Friday, October 19, 2007

Let me tell you a tale #4: How not to fall asleep

Let me tell you a tale is a series of stories told by Mike Minutillo about the various antics from his life. Some of the characters will have been changed in order to protect the innocent or to make me appear more colorful as a human being. Some of the events will have been changed to increase their comedic value.

Last night I was bored. To be clear I don't really get bored. It was once said of me that if I were to be locked in a rubber white room for 10 years I'd come out a little hairier but otherwise much the same. I chose to take it as a compliment. A testament to my ability to keep myself occupied and amused with nothing but my brain.

Regardless of this, I had nothing to do. I was kind of tired and my brain came up with an activity that required little actual work on it's behalf. It suggested Scouta.

I don't hop onto Scouta as often as I should which is a shame. Scouta is a recommendation engine for online media which personalizes it's recommendations to by observing your viewing behavior. It was started by our very own Internet deity Richard Giles who I am sure will correct my definition in comments [Hi Rich :)].

__SHORT TASK 1__: Please report every line of the rows that contains the string "name"; case counts.
The blog post has no connection to the rows.

__MATERIAL FOR THIS EXERCISE__:
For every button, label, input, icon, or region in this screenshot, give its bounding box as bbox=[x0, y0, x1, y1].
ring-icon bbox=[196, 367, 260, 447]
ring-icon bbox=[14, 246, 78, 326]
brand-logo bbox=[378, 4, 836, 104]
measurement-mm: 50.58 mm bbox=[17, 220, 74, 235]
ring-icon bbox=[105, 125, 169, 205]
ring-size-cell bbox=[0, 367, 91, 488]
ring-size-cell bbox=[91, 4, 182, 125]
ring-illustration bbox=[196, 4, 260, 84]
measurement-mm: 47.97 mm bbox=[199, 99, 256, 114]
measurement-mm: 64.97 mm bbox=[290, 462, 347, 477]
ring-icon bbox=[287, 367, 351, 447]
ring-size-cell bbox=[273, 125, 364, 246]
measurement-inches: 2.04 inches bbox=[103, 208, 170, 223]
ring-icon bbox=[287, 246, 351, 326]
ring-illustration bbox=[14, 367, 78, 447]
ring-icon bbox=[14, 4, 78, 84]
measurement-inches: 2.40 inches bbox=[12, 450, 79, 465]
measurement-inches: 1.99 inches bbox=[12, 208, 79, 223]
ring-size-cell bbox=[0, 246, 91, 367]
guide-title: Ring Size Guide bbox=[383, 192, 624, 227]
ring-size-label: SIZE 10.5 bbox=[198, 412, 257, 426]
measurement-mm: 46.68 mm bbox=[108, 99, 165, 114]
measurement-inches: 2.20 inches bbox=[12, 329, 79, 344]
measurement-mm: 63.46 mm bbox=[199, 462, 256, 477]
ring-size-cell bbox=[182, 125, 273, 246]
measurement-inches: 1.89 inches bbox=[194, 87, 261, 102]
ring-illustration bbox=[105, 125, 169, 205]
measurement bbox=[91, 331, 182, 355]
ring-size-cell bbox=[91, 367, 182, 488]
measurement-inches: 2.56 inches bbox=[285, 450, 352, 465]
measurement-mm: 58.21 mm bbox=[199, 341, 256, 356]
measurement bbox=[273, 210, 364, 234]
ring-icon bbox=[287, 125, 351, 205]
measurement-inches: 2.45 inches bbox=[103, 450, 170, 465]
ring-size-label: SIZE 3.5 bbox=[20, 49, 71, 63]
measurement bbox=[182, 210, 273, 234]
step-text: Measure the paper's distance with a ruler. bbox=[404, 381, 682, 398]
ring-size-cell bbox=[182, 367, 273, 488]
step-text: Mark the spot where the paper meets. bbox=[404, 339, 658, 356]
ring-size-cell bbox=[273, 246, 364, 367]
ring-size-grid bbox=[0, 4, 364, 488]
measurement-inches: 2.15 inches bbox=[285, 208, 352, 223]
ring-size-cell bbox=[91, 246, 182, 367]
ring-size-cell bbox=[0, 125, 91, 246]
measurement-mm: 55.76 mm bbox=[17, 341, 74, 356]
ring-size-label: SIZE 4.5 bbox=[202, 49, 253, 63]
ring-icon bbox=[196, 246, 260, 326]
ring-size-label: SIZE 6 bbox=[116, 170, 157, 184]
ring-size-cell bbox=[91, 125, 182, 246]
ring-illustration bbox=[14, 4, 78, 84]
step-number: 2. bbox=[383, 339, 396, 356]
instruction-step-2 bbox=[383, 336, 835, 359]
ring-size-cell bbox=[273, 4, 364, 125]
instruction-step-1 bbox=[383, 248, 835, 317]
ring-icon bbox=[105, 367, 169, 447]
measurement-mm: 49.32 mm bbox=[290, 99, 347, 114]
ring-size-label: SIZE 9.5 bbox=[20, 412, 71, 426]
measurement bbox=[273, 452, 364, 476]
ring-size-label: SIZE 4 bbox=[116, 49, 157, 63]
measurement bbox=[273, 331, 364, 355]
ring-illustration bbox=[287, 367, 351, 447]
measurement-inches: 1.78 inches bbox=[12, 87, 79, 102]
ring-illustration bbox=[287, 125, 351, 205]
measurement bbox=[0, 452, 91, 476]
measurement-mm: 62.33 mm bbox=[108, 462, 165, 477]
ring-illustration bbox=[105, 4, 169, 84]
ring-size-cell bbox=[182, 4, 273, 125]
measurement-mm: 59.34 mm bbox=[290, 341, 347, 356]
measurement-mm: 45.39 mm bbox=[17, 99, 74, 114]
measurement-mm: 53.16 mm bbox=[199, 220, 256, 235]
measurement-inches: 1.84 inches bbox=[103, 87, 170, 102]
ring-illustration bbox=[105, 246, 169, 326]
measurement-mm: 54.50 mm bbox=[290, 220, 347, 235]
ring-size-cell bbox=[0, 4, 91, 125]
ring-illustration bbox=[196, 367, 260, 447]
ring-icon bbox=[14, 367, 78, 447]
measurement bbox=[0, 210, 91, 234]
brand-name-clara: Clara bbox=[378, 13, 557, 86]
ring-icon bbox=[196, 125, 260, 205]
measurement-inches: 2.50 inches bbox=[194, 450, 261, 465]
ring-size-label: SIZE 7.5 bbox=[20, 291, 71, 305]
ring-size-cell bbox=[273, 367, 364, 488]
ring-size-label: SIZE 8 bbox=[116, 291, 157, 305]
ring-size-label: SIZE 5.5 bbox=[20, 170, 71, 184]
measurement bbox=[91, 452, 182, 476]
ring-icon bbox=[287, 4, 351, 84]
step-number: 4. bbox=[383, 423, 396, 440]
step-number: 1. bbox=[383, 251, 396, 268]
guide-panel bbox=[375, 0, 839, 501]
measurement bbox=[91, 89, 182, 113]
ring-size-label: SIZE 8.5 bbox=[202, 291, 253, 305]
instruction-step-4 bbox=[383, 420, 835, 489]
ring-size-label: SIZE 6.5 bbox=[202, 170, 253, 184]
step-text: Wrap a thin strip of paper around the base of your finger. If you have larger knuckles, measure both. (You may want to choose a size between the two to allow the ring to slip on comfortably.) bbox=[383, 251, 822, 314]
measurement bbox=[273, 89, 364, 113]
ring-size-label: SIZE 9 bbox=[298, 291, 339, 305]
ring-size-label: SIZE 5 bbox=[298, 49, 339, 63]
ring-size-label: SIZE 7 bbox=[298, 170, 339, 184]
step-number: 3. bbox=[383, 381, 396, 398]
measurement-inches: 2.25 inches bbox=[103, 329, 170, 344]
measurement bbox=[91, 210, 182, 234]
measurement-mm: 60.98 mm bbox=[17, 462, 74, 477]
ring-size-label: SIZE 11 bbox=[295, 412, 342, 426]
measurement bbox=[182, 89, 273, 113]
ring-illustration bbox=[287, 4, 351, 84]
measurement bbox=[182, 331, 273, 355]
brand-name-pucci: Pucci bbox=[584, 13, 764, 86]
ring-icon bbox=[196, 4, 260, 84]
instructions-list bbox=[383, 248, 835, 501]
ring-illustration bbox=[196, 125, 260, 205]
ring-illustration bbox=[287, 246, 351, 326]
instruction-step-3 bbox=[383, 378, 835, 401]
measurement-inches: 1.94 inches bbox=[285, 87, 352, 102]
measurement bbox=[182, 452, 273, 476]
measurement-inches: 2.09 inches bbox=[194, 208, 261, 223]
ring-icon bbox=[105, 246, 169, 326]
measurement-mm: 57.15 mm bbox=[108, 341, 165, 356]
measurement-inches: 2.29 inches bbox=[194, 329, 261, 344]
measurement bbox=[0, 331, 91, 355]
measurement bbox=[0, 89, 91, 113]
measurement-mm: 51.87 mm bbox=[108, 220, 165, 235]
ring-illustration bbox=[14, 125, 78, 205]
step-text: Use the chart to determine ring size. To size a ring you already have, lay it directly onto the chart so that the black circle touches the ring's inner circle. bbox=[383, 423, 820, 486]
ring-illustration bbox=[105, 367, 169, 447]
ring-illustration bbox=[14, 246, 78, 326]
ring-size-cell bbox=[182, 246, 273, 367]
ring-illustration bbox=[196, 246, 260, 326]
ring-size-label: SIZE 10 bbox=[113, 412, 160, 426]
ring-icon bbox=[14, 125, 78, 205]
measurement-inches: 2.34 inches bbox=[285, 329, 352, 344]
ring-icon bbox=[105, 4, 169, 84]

__SHORT TASK 2__: Using the blog post, decide whether each statement agrees with it, answering yes or no and quoting the words that decide it: (a) the writer took a remark about the rubber room as a compliment; (b) the writer uses Scouta often; (c) Scouta was started by Richard Giles.

__ANSWER 1__:
brand-name-clara: Clara bbox=[378, 13, 557, 86]
brand-name-pucci: Pucci bbox=[584, 13, 764, 86]

__ANSWER 2__:
(a) Yes: "I chose to take it as a compliment."
(b) No: "I don't hop onto Scouta as often as I should"
(c) Yes: "It was started by our very own Internet deity Richard Giles"